Aim of the task:
Please print all of the material below, word for word.

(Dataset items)
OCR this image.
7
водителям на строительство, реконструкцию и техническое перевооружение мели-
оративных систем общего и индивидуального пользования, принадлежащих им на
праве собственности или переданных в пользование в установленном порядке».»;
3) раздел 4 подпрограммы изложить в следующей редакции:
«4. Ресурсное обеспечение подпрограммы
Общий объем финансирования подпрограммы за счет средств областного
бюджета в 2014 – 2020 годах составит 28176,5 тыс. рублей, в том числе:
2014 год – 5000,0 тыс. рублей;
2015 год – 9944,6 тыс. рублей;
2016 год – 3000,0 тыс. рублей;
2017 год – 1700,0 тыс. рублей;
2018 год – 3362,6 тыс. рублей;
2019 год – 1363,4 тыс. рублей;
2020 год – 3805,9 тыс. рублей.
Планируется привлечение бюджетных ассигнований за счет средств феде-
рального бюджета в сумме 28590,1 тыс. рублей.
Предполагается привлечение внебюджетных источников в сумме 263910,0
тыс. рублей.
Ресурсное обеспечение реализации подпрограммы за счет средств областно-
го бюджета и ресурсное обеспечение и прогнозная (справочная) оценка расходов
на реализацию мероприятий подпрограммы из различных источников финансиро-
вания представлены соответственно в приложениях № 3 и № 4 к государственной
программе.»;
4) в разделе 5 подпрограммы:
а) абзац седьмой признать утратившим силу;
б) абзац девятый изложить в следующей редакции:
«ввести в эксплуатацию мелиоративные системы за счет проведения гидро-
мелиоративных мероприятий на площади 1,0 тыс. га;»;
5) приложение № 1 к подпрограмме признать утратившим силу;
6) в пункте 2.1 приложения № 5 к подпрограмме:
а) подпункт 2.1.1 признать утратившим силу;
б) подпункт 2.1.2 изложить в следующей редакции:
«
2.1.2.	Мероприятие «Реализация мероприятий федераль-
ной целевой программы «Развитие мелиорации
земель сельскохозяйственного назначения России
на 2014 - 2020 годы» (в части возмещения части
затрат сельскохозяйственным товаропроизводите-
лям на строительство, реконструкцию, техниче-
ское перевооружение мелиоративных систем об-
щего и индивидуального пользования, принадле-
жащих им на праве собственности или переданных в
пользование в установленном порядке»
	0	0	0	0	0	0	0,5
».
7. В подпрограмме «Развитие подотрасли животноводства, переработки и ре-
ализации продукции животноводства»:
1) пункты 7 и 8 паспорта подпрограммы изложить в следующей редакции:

Exercise result:
OCR this image.
7
водителям на строительство, реконструкцию и техническое перевооружение мели-
оративных систем общего и индивидуального пользования, принадлежащих им на
праве собственности или переданных в пользование в установленном порядке».»;
3) раздел 4 подпрограммы изложить в следующей редакции:
«4. Ресурсное обеспечение подпрограммы
Общий объем финансирования подпрограммы за счет средств областного
бюджета в 2014 – 2020 годах составит 28176,5 тыс. рублей, в том числе:
2014 год – 5000,0 тыс. рублей;
2015 год – 9944,6 тыс. рублей;
2016 год – 3000,0 тыс. рублей;
2017 год – 1700,0 тыс. рублей;
2018 год – 3362,6 тыс. рублей;
2019 год – 1363,4 тыс. рублей;
2020 год – 3805,9 тыс. рублей.
Планируется привлечение бюджетных ассигнований за счет средств феде-
рального бюджета в сумме 28590,1 тыс. рублей.
Предполагается привлечение внебюджетных источников в сумме 263910,0
тыс. рублей.
Ресурсное обеспечение реализации подпрограммы за счет средств областно-
го бюджета и ресурсное обеспечение и прогнозная (справочная) оценка расходов
на реализацию мероприятий подпрограммы из различных источников финансиро-
вания представлены соответственно в приложениях № 3 и № 4 к государственной
программе.»;
4) в разделе 5 подпрограммы:
а) абзац седьмой признать утратившим силу;
б) абзац девятый изложить в следующей редакции:
«ввести в эксплуатацию мелиоративные системы за счет проведения гидро-
мелиоративных мероприятий на площади 1,0 тыс. га;»;
5) приложение № 1 к подпрограмме признать утратившим силу;
6) в пункте 2.1 приложения № 5 к подпрограмме:
а) подпункт 2.1.1 признать утратившим силу;
б) подпункт 2.1.2 изложить в следующей редакции:
«
2.1.2.	Мероприятие «Реализация мероприятий федераль-
ной целевой программы «Развитие мелиорации
земель сельскохозяйственного назначения России
на 2014 - 2020 годы» (в части возмещения части
затрат сельскохозяйственным товаропроизводите-
лям на строительство, реконструкцию, техниче-
ское перевооружение мелиоративных систем об-
щего и индивидуального пользования, принадле-
жащих им на праве собственности или переданных в
пользование в установленном порядке»
	0	0	0	0	0	0	0,5
».
7. В подпрограмме «Развитие подотрасли животноводства, переработки и ре-
ализации продукции животноводства»:
1) пункты 7 и 8 паспорта подпрограммы изложить в следующей редакции:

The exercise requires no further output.